* [TASK INSTRUCTIONS]: Repeat every record below exactly as it appears.

* [RECORDS FOR THIS EXERCISE]:
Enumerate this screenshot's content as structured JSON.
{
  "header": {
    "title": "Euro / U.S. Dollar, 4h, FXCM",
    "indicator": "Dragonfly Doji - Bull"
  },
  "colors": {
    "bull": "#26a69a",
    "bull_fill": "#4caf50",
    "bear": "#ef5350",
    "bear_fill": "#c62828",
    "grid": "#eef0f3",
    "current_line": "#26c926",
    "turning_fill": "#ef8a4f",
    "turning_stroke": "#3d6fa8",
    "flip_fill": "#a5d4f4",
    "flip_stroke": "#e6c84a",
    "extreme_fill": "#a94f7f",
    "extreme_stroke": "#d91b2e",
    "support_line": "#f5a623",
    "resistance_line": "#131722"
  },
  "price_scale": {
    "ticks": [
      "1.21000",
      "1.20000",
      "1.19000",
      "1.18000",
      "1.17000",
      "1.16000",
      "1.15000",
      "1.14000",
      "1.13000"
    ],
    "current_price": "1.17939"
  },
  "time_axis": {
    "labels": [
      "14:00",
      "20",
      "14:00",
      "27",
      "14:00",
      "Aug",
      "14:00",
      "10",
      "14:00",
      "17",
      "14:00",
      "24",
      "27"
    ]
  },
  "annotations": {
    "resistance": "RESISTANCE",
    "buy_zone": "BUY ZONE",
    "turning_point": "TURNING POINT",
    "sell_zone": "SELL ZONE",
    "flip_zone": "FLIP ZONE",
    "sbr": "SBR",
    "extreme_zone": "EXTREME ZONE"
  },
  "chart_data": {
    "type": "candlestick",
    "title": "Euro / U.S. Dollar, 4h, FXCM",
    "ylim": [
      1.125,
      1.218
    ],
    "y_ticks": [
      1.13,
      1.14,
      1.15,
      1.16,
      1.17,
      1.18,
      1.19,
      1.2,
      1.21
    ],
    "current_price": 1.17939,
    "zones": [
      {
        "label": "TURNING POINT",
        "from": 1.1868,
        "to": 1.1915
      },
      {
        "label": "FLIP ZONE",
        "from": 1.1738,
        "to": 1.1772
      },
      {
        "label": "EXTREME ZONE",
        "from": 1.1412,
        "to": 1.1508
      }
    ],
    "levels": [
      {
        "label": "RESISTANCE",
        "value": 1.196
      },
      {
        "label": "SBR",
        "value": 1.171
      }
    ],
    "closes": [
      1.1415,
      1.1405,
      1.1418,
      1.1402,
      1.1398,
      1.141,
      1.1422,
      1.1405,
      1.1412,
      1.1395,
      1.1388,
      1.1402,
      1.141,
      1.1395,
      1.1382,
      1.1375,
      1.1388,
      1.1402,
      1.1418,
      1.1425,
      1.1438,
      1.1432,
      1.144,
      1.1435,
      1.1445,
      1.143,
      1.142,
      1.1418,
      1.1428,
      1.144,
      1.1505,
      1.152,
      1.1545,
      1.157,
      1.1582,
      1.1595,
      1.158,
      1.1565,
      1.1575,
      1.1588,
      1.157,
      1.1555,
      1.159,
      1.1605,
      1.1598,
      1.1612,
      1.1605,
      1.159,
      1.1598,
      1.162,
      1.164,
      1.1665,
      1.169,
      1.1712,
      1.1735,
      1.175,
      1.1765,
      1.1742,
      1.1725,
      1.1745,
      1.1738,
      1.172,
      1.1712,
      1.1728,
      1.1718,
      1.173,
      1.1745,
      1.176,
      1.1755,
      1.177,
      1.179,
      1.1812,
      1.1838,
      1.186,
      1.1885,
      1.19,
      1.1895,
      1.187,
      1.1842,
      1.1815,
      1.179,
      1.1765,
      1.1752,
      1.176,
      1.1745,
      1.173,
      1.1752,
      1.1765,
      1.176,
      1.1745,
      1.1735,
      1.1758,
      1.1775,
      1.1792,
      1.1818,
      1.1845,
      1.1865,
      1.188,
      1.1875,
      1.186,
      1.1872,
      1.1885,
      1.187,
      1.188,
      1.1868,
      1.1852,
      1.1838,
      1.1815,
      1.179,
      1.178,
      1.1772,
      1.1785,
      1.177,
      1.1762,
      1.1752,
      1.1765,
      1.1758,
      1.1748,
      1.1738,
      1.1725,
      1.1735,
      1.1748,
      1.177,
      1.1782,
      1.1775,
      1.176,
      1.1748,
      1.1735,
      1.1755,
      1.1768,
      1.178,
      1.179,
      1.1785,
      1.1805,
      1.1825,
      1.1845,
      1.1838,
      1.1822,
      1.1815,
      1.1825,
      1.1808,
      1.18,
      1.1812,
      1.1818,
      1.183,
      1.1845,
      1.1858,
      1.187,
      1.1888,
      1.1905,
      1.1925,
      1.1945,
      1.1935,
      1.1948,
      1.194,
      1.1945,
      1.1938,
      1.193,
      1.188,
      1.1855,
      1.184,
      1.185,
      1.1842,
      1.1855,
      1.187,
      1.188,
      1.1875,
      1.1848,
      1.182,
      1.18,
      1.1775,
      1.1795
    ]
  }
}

* [RESULT OF THE TASK]:
Enumerate this screenshot's content as structured JSON.
{
  "header": {
    "title": "Euro / U.S. Dollar, 4h, FXCM",
    "indicator": "Dragonfly Doji - Bull"
  },
  "colors": {
    "bull": "#26a69a",
    "bull_fill": "#4caf50",
    "bear": "#ef5350",
    "bear_fill": "#c62828",
    "grid": "#eef0f3",
    "current_line": "#26c926",
    "turning_fill": "#ef8a4f",
    "turning_stroke": "#3d6fa8",
    "flip_fill": "#a5d4f4",
    "flip_stroke": "#e6c84a",
    "extreme_fill": "#a94f7f",
    "extreme_stroke": "#d91b2e",
    "support_line": "#f5a623",
    "resistance_line": "#131722"
  },
  "price_scale": {
    "ticks": [
      "1.21000",
      "1.20000",
      "1.19000",
      "1.18000",
      "1.17000",
      "1.16000",
      "1.15000",
      "1.14000",
      "1.13000"
    ],
    "current_price": "1.17939"
  },
  "time_axis": {
    "labels": [
      "14:00",
      "20",
      "14:00",
      "27",
      "14:00",
      "Aug",
      "14:00",
      "10",
      "14:00",
      "17",
      "14:00",
      "24",
      "27"
    ]
  },
  "annotations": {
    "resistance": "RESISTANCE",
    "buy_zone": "BUY ZONE",
    "turning_point": "TURNING POINT",
    "sell_zone": "SELL ZONE",
    "flip_zone": "FLIP ZONE",
    "sbr": "SBR",
    "extreme_zone": "EXTREME ZONE"
  },
  "chart_data": {
    "type": "candlestick",
    "title": "Euro / U.S. Dollar, 4h, FXCM",
    "ylim": [
      1.125,
      1.218
    ],
    "y_ticks": [
      1.13,
      1.14,
      1.15,
      1.16,
      1.17,
      1.18,
      1.19,
      1.2,
      1.21
    ],
    "current_price": 1.17939,
    "zones": [
      {
        "label": "TURNING POINT",
        "from": 1.1868,
        "to": 1.1915
      },
      {
        "label": "FLIP ZONE",
        "from": 1.1738,
        "to": 1.1772
      },
      {
        "label": "EXTREME ZONE",
        "from": 1.1412,
        "to": 1.1508
      }
    ],
    "levels": [
      {
        "label": "RESISTANCE",
        "value": 1.196
      },
      {
        "label": "SBR",
        "value": 1.171
      }
    ],
    "closes": [
      1.1415,
      1.1405,
      1.1418,
      1.1402,
      1.1398,
      1.141,
      1.1422,
      1.1405,
      1.1412,
      1.1395,
      1.1388,
      1.1402,
      1.141,
      1.1395,
      1.1382,
      1.1375,
      1.1388,
      1.1402,
      1.1418,
      1.1425,
      1.1438,
      1.1432,
      1.144,
      1.1435,
      1.1445,
      1.143,
      1.142,
      1.1418,
      1.1428,
      1.144,
      1.1505,
      1.152,
      1.1545,
      1.157,
      1.1582,
      1.1595,
      1.158,
      1.1565,
      1.1575,
      1.1588,
      1.157,
      1.1555,
      1.159,
      1.1605,
      1.1598,
      1.1612,
      1.1605,
      1.159,
      1.1598,
      1.162,
      1.164,
      1.1665,
      1.169,
      1.1712,
      1.1735,
      1.175,
      1.1765,
      1.1742,
      1.1725,
      1.1745,
      1.1738,
      1.172,
      1.1712,
      1.1728,
      1.1718,
      1.173,
      1.1745,
      1.176,
      1.1755,
      1.177,
      1.179,
      1.1812,
      1.1838,
      1.186,
      1.1885,
      1.19,
      1.1895,
      1.187,
      1.1842,
      1.1815,
      1.179,
      1.1765,
      1.1752,
      1.176,
      1.1745,
      1.173,
      1.1752,
      1.1765,
      1.176,
      1.1745,
      1.1735,
      1.1758,
      1.1775,
      1.1792,
      1.1818,
      1.1845,
      1.1865,
      1.188,
      1.1875,
      1.186,
      1.1872,
      1.1885,
      1.187,
      1.188,
      1.1868,
      1.1852,
      1.1838,
      1.1815,
      1.179,
      1.178,
      1.1772,
      1.1785,
      1.177,
      1.1762,
      1.1752,
      1.1765,
      1.1758,
      1.1748,
      1.1738,
      1.1725,
      1.1735,
      1.1748,
      1.177,
      1.1782,
      1.1775,
      1.176,
      1.1748,
      1.1735,
      1.1755,
      1.1768,
      1.178,
      1.179,
      1.1785,
      1.1805,
      1.1825,
      1.1845,
      1.1838,
      1.1822,
      1.1815,
      1.1825,
      1.1808,
      1.18,
      1.1812,
      1.1818,
      1.183,
      1.1845,
      1.1858,
      1.187,
      1.1888,
      1.1905,
      1.1925,
      1.1945,
      1.1935,
      1.1948,
      1.194,
      1.1945,
      1.1938,
      1.193,
      1.188,
      1.1855,
      1.184,
      1.185,
      1.1842,
      1.1855,
      1.187,
      1.188,
      1.1875,
      1.1848,
      1.182,
      1.18,
      1.1775,
      1.1795
    ]
  }
}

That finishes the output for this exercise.